Records supplied:
· · · · · · ·

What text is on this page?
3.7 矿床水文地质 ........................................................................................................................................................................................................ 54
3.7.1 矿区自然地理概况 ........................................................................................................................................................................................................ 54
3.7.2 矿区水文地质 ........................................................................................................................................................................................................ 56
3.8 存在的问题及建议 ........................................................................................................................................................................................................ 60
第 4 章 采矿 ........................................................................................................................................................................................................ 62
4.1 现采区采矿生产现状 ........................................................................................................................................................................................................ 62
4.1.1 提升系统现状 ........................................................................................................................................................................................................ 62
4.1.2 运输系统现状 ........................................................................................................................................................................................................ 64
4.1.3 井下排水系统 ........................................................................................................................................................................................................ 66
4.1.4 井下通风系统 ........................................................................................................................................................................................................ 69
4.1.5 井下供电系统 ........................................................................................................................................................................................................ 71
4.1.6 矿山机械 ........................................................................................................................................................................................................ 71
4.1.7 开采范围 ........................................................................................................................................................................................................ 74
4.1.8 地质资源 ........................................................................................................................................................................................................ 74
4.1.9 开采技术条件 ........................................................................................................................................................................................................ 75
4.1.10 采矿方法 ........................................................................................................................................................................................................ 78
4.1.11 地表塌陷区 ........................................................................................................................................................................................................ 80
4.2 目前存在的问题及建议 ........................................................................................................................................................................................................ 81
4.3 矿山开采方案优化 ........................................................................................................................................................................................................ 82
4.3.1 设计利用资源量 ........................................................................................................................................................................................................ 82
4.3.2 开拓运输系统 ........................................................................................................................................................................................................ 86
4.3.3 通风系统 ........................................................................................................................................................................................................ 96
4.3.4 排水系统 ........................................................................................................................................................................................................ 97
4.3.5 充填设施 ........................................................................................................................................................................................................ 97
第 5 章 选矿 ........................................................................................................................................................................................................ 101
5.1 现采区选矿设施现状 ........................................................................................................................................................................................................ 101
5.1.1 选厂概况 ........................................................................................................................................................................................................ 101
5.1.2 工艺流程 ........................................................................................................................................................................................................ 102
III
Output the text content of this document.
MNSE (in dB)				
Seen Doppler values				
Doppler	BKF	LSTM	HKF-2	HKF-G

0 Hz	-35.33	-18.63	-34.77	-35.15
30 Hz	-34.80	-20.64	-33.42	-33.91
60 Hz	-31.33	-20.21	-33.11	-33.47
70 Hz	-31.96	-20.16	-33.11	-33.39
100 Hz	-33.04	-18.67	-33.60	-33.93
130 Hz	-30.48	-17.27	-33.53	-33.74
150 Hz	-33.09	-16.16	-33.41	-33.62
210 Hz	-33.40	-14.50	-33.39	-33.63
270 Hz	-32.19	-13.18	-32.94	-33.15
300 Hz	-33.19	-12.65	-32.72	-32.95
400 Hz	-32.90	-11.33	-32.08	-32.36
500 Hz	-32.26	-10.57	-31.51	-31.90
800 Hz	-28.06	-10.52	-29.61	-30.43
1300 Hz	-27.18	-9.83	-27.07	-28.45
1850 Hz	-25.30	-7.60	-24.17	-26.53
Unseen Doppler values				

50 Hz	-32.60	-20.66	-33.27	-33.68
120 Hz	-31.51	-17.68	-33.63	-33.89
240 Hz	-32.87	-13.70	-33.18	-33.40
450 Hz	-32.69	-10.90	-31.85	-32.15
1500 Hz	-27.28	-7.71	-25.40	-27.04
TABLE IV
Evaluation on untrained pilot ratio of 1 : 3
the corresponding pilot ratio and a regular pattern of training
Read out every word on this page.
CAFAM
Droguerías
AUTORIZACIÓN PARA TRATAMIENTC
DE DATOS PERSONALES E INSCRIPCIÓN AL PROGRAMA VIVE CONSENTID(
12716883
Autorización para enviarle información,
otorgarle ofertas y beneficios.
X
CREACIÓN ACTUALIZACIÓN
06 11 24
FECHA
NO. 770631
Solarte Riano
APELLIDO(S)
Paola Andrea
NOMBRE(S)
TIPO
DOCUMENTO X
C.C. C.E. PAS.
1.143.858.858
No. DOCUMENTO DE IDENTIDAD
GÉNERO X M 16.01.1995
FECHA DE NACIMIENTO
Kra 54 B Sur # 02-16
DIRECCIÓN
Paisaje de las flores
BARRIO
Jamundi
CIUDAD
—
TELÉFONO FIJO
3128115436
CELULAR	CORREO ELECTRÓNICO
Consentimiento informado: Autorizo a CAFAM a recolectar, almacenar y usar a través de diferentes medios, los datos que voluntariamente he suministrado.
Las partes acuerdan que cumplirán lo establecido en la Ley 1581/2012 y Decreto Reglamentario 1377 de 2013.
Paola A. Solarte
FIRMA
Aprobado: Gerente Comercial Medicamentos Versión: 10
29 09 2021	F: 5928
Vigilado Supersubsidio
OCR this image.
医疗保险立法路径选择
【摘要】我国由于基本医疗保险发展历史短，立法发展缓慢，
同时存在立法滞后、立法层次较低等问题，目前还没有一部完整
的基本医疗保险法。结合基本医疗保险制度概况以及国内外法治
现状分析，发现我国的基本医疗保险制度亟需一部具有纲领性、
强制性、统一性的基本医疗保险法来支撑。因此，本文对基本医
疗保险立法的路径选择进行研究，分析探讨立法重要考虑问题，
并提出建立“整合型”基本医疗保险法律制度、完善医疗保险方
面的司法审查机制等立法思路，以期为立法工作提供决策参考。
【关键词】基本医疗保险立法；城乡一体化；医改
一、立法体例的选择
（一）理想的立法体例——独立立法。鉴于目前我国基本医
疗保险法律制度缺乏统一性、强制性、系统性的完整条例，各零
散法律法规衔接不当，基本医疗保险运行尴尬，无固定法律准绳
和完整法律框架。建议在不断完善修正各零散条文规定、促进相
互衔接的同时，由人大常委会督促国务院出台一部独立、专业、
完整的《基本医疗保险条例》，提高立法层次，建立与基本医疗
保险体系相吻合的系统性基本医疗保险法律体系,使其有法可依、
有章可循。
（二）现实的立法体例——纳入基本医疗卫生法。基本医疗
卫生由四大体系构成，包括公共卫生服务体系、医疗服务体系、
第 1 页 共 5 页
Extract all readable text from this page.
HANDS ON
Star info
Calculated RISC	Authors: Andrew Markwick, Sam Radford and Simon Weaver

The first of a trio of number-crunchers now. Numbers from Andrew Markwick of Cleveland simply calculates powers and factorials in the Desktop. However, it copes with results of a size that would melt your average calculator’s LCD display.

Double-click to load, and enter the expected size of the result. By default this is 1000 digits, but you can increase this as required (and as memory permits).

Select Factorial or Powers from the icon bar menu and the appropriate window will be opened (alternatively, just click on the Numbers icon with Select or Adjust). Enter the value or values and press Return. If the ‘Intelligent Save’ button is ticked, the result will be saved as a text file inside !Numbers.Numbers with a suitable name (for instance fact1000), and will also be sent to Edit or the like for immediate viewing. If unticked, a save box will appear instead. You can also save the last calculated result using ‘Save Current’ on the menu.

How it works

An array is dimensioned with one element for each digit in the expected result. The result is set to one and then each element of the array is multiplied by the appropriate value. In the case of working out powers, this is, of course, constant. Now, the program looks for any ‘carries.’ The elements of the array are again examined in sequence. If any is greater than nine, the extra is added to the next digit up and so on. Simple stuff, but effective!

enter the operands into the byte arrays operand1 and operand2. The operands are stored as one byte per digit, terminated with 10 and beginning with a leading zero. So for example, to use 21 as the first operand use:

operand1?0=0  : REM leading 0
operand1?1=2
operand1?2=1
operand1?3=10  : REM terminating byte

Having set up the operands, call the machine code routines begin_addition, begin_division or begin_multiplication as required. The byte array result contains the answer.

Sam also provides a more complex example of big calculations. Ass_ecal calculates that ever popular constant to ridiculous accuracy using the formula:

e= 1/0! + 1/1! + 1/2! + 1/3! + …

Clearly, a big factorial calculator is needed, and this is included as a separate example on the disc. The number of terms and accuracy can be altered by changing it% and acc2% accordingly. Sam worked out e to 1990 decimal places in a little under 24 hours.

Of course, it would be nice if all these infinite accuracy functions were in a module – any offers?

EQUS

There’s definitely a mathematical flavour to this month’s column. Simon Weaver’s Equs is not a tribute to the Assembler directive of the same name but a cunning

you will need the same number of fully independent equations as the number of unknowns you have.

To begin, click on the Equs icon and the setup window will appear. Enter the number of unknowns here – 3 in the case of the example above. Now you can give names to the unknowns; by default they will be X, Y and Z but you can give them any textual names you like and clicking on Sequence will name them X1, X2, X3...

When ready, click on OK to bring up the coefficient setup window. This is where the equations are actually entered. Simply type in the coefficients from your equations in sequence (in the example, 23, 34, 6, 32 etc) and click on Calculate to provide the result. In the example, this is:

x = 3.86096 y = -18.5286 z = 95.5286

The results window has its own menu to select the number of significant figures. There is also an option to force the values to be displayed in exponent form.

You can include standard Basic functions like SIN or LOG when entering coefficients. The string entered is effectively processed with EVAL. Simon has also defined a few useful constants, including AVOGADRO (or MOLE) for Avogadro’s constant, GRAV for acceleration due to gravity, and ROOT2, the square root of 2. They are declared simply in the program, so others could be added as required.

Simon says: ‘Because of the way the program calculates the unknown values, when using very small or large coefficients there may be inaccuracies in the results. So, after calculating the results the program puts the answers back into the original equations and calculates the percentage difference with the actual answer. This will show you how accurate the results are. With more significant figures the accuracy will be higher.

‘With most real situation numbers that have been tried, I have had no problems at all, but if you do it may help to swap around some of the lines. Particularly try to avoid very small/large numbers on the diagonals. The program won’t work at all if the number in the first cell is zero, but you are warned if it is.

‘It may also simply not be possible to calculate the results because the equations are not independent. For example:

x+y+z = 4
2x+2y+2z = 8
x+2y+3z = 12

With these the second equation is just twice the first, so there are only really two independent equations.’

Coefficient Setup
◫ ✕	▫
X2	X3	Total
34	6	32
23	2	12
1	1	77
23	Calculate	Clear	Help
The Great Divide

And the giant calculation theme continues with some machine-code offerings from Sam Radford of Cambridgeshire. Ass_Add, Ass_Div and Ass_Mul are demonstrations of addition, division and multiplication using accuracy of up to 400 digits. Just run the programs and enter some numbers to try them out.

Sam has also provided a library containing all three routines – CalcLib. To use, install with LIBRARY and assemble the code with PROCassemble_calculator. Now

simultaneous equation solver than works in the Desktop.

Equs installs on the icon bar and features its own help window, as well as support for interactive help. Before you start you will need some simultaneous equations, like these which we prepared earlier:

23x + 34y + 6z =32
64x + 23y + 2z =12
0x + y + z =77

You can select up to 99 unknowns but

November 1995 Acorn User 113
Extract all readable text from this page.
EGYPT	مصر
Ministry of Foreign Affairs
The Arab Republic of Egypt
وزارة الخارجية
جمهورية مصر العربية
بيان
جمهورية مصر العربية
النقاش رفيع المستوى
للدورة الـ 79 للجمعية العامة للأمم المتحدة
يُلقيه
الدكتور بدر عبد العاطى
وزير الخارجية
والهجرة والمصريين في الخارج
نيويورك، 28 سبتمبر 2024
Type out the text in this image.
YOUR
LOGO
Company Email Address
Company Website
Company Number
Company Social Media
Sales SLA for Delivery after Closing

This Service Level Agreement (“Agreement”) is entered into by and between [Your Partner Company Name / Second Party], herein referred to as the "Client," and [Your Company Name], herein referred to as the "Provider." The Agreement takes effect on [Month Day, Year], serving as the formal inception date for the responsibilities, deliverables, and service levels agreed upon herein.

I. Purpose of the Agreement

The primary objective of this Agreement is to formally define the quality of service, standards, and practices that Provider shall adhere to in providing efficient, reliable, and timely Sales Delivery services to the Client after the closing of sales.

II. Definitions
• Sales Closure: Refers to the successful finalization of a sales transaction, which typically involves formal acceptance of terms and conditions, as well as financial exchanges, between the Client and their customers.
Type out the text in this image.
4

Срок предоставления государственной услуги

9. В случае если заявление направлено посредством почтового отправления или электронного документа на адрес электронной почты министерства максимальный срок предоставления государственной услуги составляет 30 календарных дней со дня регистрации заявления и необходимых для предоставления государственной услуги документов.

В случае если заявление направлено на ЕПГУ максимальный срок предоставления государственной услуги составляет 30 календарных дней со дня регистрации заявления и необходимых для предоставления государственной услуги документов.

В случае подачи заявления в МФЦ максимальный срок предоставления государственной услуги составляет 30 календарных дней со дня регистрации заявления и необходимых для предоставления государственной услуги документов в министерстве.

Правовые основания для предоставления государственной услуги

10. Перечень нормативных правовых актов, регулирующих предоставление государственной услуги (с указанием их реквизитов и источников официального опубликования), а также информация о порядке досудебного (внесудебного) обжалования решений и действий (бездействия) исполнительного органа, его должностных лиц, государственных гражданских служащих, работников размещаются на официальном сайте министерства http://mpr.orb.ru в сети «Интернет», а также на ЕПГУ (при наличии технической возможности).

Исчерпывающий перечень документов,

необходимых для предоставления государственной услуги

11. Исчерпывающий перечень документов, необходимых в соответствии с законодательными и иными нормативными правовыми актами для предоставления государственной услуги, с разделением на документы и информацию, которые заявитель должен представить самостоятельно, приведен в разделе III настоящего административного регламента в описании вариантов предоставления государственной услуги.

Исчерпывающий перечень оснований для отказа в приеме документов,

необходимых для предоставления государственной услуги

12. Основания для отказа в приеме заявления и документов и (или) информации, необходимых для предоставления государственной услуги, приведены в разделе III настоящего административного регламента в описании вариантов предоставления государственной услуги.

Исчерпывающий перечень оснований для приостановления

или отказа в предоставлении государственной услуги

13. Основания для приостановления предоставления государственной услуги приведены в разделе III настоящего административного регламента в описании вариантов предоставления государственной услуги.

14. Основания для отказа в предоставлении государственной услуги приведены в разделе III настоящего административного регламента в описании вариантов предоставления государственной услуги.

· · · · · · ·

Work to complete: In the entries above, find every line with the word "would" and list it.

Task output:
The first of a trio of number-crunchers now. Numbers from Andrew Markwick of Cleveland simply calculates powers and factorials in the Desktop. However, it copes with results of a size that would melt your average calculator’s LCD display.
Of course, it would be nice if all these infinite accuracy functions were in a module – any offers?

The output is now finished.